**MATERIAL PROVIDED:**
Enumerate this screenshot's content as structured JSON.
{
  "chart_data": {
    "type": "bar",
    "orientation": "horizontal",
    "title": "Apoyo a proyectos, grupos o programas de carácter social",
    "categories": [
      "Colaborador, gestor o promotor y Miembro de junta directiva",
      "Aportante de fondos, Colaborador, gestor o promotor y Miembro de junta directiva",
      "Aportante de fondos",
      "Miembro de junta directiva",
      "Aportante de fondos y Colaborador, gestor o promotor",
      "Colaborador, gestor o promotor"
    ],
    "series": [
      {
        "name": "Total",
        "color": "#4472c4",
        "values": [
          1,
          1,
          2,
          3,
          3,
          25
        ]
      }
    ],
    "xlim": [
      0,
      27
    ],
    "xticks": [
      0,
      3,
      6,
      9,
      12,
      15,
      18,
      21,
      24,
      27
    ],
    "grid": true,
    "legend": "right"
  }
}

**REQUIREMENTS:**
Return all of the entries exactly as written.

**CORRECT ANSWER:**
Enumerate this screenshot's content as structured JSON.
{
  "chart_data": {
    "type": "bar",
    "orientation": "horizontal",
    "title": "Apoyo a proyectos, grupos o programas de carácter social",
    "categories": [
      "Colaborador, gestor o promotor y Miembro de junta directiva",
      "Aportante de fondos, Colaborador, gestor o promotor y Miembro de junta directiva",
      "Aportante de fondos",
      "Miembro de junta directiva",
      "Aportante de fondos y Colaborador, gestor o promotor",
      "Colaborador, gestor o promotor"
    ],
    "series": [
      {
        "name": "Total",
        "color": "#4472c4",
        "values": [
          1,
          1,
          2,
          3,
          3,
          25
        ]
      }
    ],
    "xlim": [
      0,
      27
    ],
    "xticks": [
      0,
      3,
      6,
      9,
      12,
      15,
      18,
      21,
      24,
      27
    ],
    "grid": true,
    "legend": "right"
  }
}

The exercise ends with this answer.